Separate out the lines that hold "name".

— Material provided —
"""
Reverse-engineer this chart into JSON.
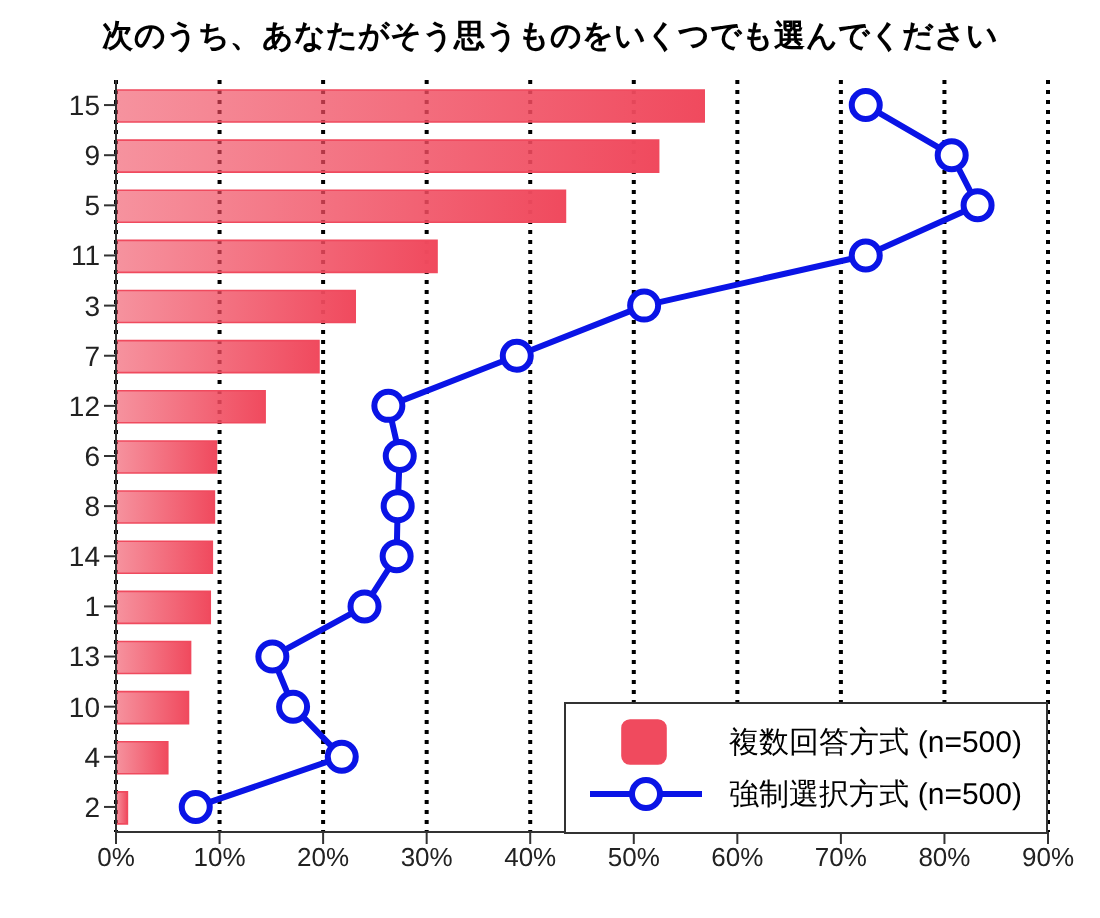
{
  "chart_data": {
    "type": "bar",
    "orientation": "horizontal",
    "title": "次のうち、あなたがそう思うものをいくつでも選んでください",
    "categories": [
      "15",
      "9",
      "5",
      "11",
      "3",
      "7",
      "12",
      "6",
      "8",
      "14",
      "1",
      "13",
      "10",
      "4",
      "2"
    ],
    "series": [
      {
        "name": "複数回答方式 (n=500)",
        "color": "#f04a5e",
        "values": [
          56.8,
          52.4,
          43.4,
          31.0,
          23.1,
          19.6,
          14.4,
          9.7,
          9.5,
          9.3,
          9.1,
          7.2,
          7.0,
          5.0,
          1.1
        ]
      },
      {
        "name": "強制選択方式 (n=500)",
        "type": "line",
        "color": "#0a14e6",
        "marker": "circle",
        "values": [
          72.4,
          80.7,
          83.2,
          72.4,
          51.0,
          38.7,
          26.3,
          27.4,
          27.2,
          27.1,
          24.0,
          15.1,
          17.1,
          21.8,
          7.7
        ]
      }
    ],
    "xlim": [
      0,
      90
    ],
    "xticks": [
      {
        "value": 0,
        "label": "0%"
      },
      {
        "value": 10,
        "label": "10%"
      },
      {
        "value": 20,
        "label": "20%"
      },
      {
        "value": 30,
        "label": "30%"
      },
      {
        "value": 40,
        "label": "40%"
      },
      {
        "value": 50,
        "label": "50%"
      },
      {
        "value": 60,
        "label": "60%"
      },
      {
        "value": 70,
        "label": "70%"
      },
      {
        "value": 80,
        "label": "80%"
      },
      {
        "value": 90,
        "label": "90%"
      }
    ],
    "grid": "x",
    "legend": "bottom right"
  }
}
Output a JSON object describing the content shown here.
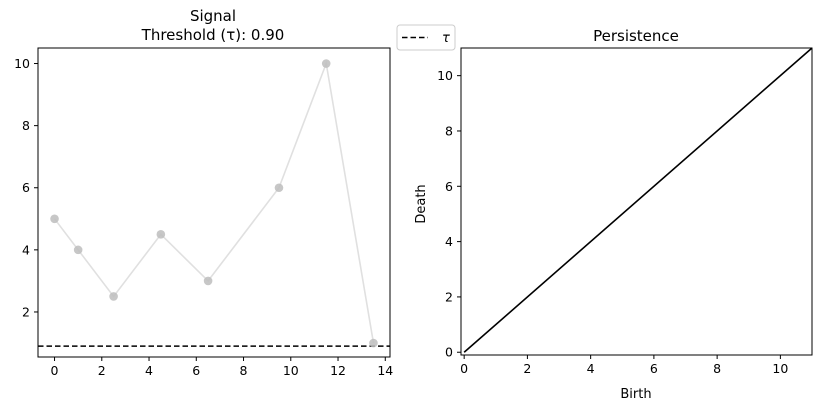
{
  "figure": {
    "background": "#ffffff"
  },
  "chart_data": [
    {
      "type": "line",
      "title": "Signal",
      "subtitle": "Threshold (τ): 0.90",
      "xlabel": "",
      "ylabel": "",
      "xlim": [
        -0.7,
        14.2
      ],
      "ylim": [
        0.55,
        10.5
      ],
      "xticks": [
        "0",
        "2",
        "4",
        "6",
        "8",
        "10",
        "12",
        "14"
      ],
      "yticks": [
        "2",
        "4",
        "6",
        "8",
        "10"
      ],
      "x": [
        0,
        1,
        2.5,
        4.5,
        6.5,
        9.5,
        11.5,
        13.5
      ],
      "series": [
        {
          "values": [
            5,
            4,
            2.5,
            4.5,
            3,
            6,
            10,
            1
          ],
          "line_color": "#e0e0e0",
          "marker_color": "#bdbdbd"
        }
      ],
      "threshold": {
        "value": 0.9,
        "label": "τ",
        "style": "dashed",
        "color": "#000000"
      },
      "legend": {
        "entries": [
          "τ"
        ],
        "placement": "outside-top-right"
      },
      "grid": false
    },
    {
      "type": "line",
      "title": "Persistence",
      "xlabel": "Birth",
      "ylabel": "Death",
      "xlim": [
        -0.1,
        11
      ],
      "ylim": [
        -0.1,
        11
      ],
      "xticks": [
        "0",
        "2",
        "4",
        "6",
        "8",
        "10"
      ],
      "yticks": [
        "0",
        "2",
        "4",
        "6",
        "8",
        "10"
      ],
      "diagonal": {
        "from": [
          0,
          0
        ],
        "to": [
          11,
          11
        ],
        "color": "#000000"
      },
      "points": [],
      "grid": false
    }
  ]
}
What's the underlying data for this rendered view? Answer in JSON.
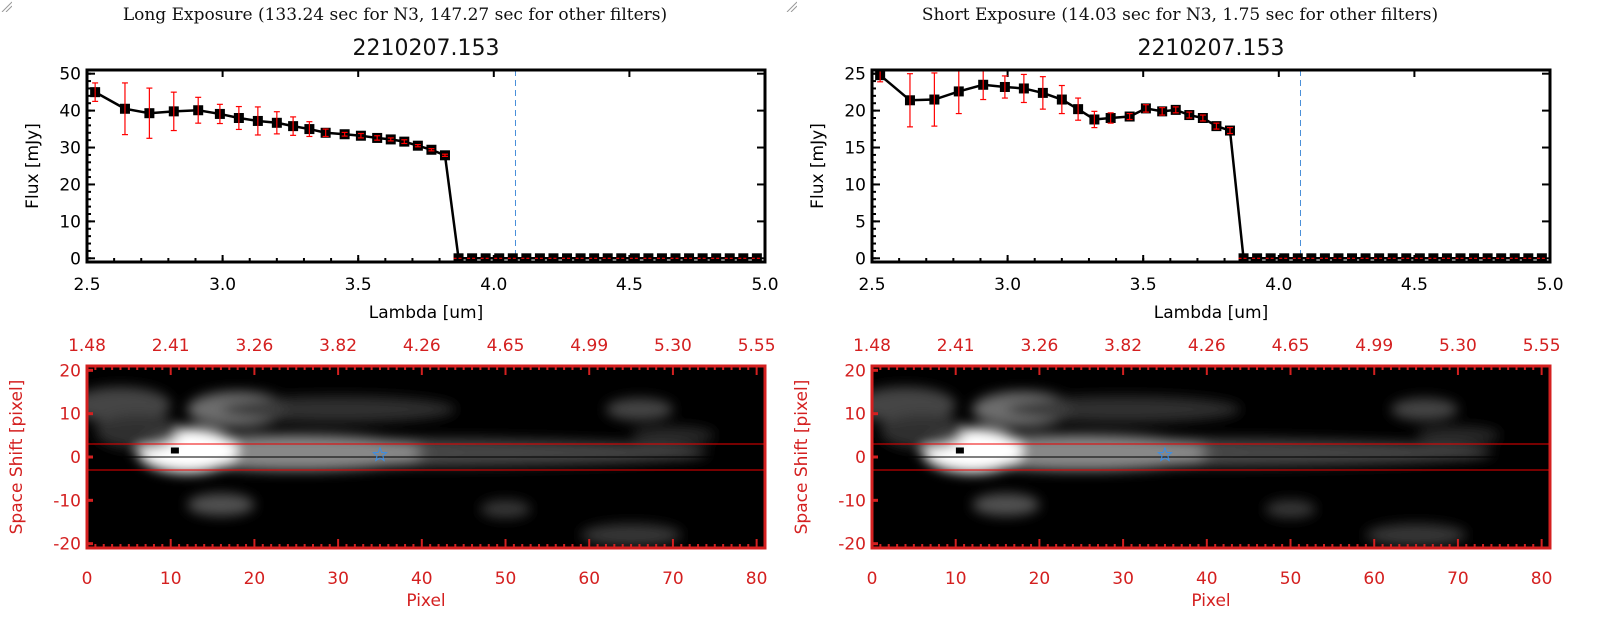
{
  "chart_data": [
    {
      "type": "line",
      "panel_title": "Long Exposure (133.24 sec for N3, 147.27 sec for other filters)",
      "title": "2210207.153",
      "xlabel": "Lambda [um]",
      "ylabel": "Flux [mJy]",
      "xlim": [
        2.5,
        5.0
      ],
      "ylim": [
        -1,
        51
      ],
      "xticks": [
        "2.5",
        "3.0",
        "3.5",
        "4.0",
        "4.5",
        "5.0"
      ],
      "yticks": [
        "0",
        "10",
        "20",
        "30",
        "40",
        "50"
      ],
      "vline_x": 4.08,
      "x": [
        2.53,
        2.64,
        2.73,
        2.82,
        2.91,
        2.99,
        3.06,
        3.13,
        3.2,
        3.26,
        3.32,
        3.38,
        3.45,
        3.51,
        3.57,
        3.62,
        3.67,
        3.72,
        3.77,
        3.82,
        3.87,
        3.92,
        3.97,
        4.02,
        4.07,
        4.12,
        4.17,
        4.22,
        4.27,
        4.32,
        4.37,
        4.42,
        4.47,
        4.52,
        4.57,
        4.62,
        4.67,
        4.72,
        4.77,
        4.82,
        4.87,
        4.92,
        4.97
      ],
      "y": [
        45.0,
        40.5,
        39.3,
        39.8,
        40.1,
        39.1,
        38.0,
        37.2,
        36.7,
        35.8,
        35.0,
        34.0,
        33.6,
        33.2,
        32.6,
        32.2,
        31.6,
        30.5,
        29.4,
        27.9,
        0,
        0,
        0,
        0,
        0,
        0,
        0,
        0,
        0,
        0,
        0,
        0,
        0,
        0,
        0,
        0,
        0,
        0,
        0,
        0,
        0,
        0,
        0
      ],
      "yerr": [
        2.5,
        7.0,
        6.8,
        5.2,
        3.5,
        2.6,
        3.1,
        3.8,
        3.0,
        2.5,
        2.0,
        1.0,
        0.5,
        0.6,
        0.6,
        0.4,
        0.5,
        0.3,
        0.3,
        0.3,
        0,
        0,
        0,
        0,
        0,
        0,
        0,
        0,
        0,
        0,
        0,
        0,
        0,
        0,
        0,
        0,
        0,
        0,
        0,
        0,
        0,
        0,
        0
      ],
      "image": {
        "xlabel": "Pixel",
        "ylabel": "Space Shift [pixel]",
        "xlim": [
          0,
          81
        ],
        "ylim": [
          -21,
          21
        ],
        "xticks": [
          "0",
          "10",
          "20",
          "30",
          "40",
          "50",
          "60",
          "70",
          "80"
        ],
        "yticks": [
          "-20",
          "-10",
          "0",
          "10",
          "20"
        ],
        "top_ticks": [
          "1.48",
          "2.41",
          "3.26",
          "3.82",
          "4.26",
          "4.65",
          "4.99",
          "5.30",
          "5.55"
        ],
        "aperture": [
          -3,
          3
        ],
        "peak": [
          10.5,
          1.5
        ],
        "star": [
          35,
          0.5
        ]
      }
    },
    {
      "type": "line",
      "panel_title": "Short Exposure (14.03 sec for N3, 1.75 sec for other filters)",
      "title": "2210207.153",
      "xlabel": "Lambda [um]",
      "ylabel": "Flux [mJy]",
      "xlim": [
        2.5,
        5.0
      ],
      "ylim": [
        -0.5,
        25.5
      ],
      "xticks": [
        "2.5",
        "3.0",
        "3.5",
        "4.0",
        "4.5",
        "5.0"
      ],
      "yticks": [
        "0",
        "5",
        "10",
        "15",
        "20",
        "25"
      ],
      "vline_x": 4.08,
      "x": [
        2.53,
        2.64,
        2.73,
        2.82,
        2.91,
        2.99,
        3.06,
        3.13,
        3.2,
        3.26,
        3.32,
        3.38,
        3.45,
        3.51,
        3.57,
        3.62,
        3.67,
        3.72,
        3.77,
        3.82,
        3.87,
        3.92,
        3.97,
        4.02,
        4.07,
        4.12,
        4.17,
        4.22,
        4.27,
        4.32,
        4.37,
        4.42,
        4.47,
        4.52,
        4.57,
        4.62,
        4.67,
        4.72,
        4.77,
        4.82,
        4.87,
        4.92,
        4.97
      ],
      "y": [
        24.8,
        21.4,
        21.5,
        22.6,
        23.5,
        23.2,
        23.0,
        22.4,
        21.5,
        20.2,
        18.8,
        19.0,
        19.2,
        20.3,
        19.9,
        20.1,
        19.4,
        19.0,
        17.9,
        17.3,
        0,
        0,
        0,
        0,
        0,
        0,
        0,
        0,
        0,
        0,
        0,
        0,
        0,
        0,
        0,
        0,
        0,
        0,
        0,
        0,
        0,
        0,
        0
      ],
      "yerr": [
        0.9,
        3.6,
        3.6,
        3.0,
        2.0,
        1.5,
        1.9,
        2.2,
        1.9,
        1.5,
        1.1,
        0.7,
        0.4,
        0.5,
        0.5,
        0.4,
        0.4,
        0.4,
        0.4,
        0.4,
        0,
        0,
        0,
        0,
        0,
        0,
        0,
        0,
        0,
        0,
        0,
        0,
        0,
        0,
        0,
        0,
        0,
        0,
        0,
        0,
        0,
        0,
        0
      ],
      "image": {
        "xlabel": "Pixel",
        "ylabel": "Space Shift [pixel]",
        "xlim": [
          0,
          81
        ],
        "ylim": [
          -21,
          21
        ],
        "xticks": [
          "0",
          "10",
          "20",
          "30",
          "40",
          "50",
          "60",
          "70",
          "80"
        ],
        "yticks": [
          "-20",
          "-10",
          "0",
          "10",
          "20"
        ],
        "top_ticks": [
          "1.48",
          "2.41",
          "3.26",
          "3.82",
          "4.26",
          "4.65",
          "4.99",
          "5.30",
          "5.55"
        ],
        "aperture": [
          -3,
          3
        ],
        "peak": [
          10.5,
          1.5
        ],
        "star": [
          35,
          0.5
        ]
      }
    }
  ],
  "colors": {
    "axis": "#000000",
    "err": "#ff0000",
    "image_axis": "#d42020",
    "vline": "#4a90d9",
    "star": "#3a8ee6"
  }
}
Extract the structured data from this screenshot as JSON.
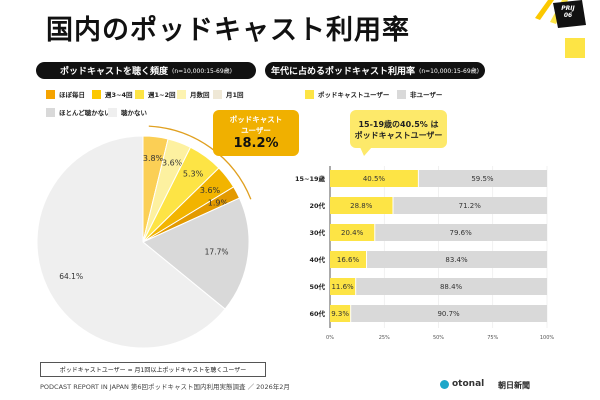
{
  "title": "国内のポッドキャスト利用率",
  "badge": {
    "line1": "PRIJ",
    "line2": "06"
  },
  "left": {
    "header": "ポッドキャストを聴く頻度",
    "note": "(n=10,000:15-69歳)",
    "legend": [
      {
        "label": "ほぼ毎日",
        "color": "#f5a300"
      },
      {
        "label": "週3~4回",
        "color": "#fcc800"
      },
      {
        "label": "週1~2回",
        "color": "#fde445"
      },
      {
        "label": "月数回",
        "color": "#fdf3b0"
      },
      {
        "label": "月1回",
        "color": "#efe8d6"
      },
      {
        "label": "ほとんど聴かない",
        "color": "#d9d9d9"
      },
      {
        "label": "聴かない",
        "color": "#efefef"
      }
    ],
    "callout": {
      "line1": "ポッドキャスト",
      "line2": "ユーザー",
      "value": "18.2%",
      "color": "#f0b000"
    }
  },
  "chart_data": [
    {
      "type": "pie",
      "slices": [
        {
          "label": "月1回",
          "value": 3.8,
          "display": "3.8%",
          "color": "#fbcf55"
        },
        {
          "label": "月数回",
          "value": 3.6,
          "display": "3.6%",
          "color": "#fdf1a0"
        },
        {
          "label": "週1~2回",
          "value": 5.3,
          "display": "5.3%",
          "color": "#fde445"
        },
        {
          "label": "週3~4回",
          "value": 3.6,
          "display": "3.6%",
          "color": "#f2b400"
        },
        {
          "label": "ほぼ毎日",
          "value": 1.9,
          "display": "1.9%",
          "color": "#e39a00"
        },
        {
          "label": "ほとんど聴かない",
          "value": 17.7,
          "display": "17.7%",
          "color": "#d9d9d9"
        },
        {
          "label": "聴かない",
          "value": 64.1,
          "display": "64.1%",
          "color": "#efefef"
        }
      ]
    },
    {
      "type": "bar",
      "stacked": true,
      "orientation": "horizontal",
      "categories": [
        "15~19歳",
        "20代",
        "30代",
        "40代",
        "50代",
        "60代"
      ],
      "series": [
        {
          "name": "ポッドキャストユーザー",
          "color": "#fde445",
          "values": [
            40.5,
            28.8,
            20.4,
            16.6,
            11.6,
            9.3
          ]
        },
        {
          "name": "非ユーザー",
          "color": "#d9d9d9",
          "values": [
            59.5,
            71.2,
            79.6,
            83.4,
            88.4,
            90.7
          ]
        }
      ],
      "xticks": [
        "0%",
        "25%",
        "50%",
        "75%",
        "100%"
      ],
      "xlim": [
        0,
        100
      ]
    }
  ],
  "right": {
    "header": "年代に占めるポッドキャスト利用率",
    "note": "(n=10,000:15-69歳)",
    "callout": {
      "line1": "15-19歳の40.5% は",
      "line2": "ポッドキャストユーザー",
      "color": "#fde96a"
    }
  },
  "footer": {
    "definition": "ポッドキャストユーザー = 月1回以上ポッドキャストを聴くユーザー",
    "source": "PODCAST REPORT IN JAPAN  第6回ポッドキャスト国内利用実態調査 ／ 2026年2月",
    "logo1": "otonal",
    "logo2": "朝日新聞"
  }
}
"""
— Task solution —
        "name": "複数回答方式 (n=500)",
        "name": "強制選択方式 (n=500)",
          "name": "ポッドキャストユーザー",
          "name": "非ユーザー",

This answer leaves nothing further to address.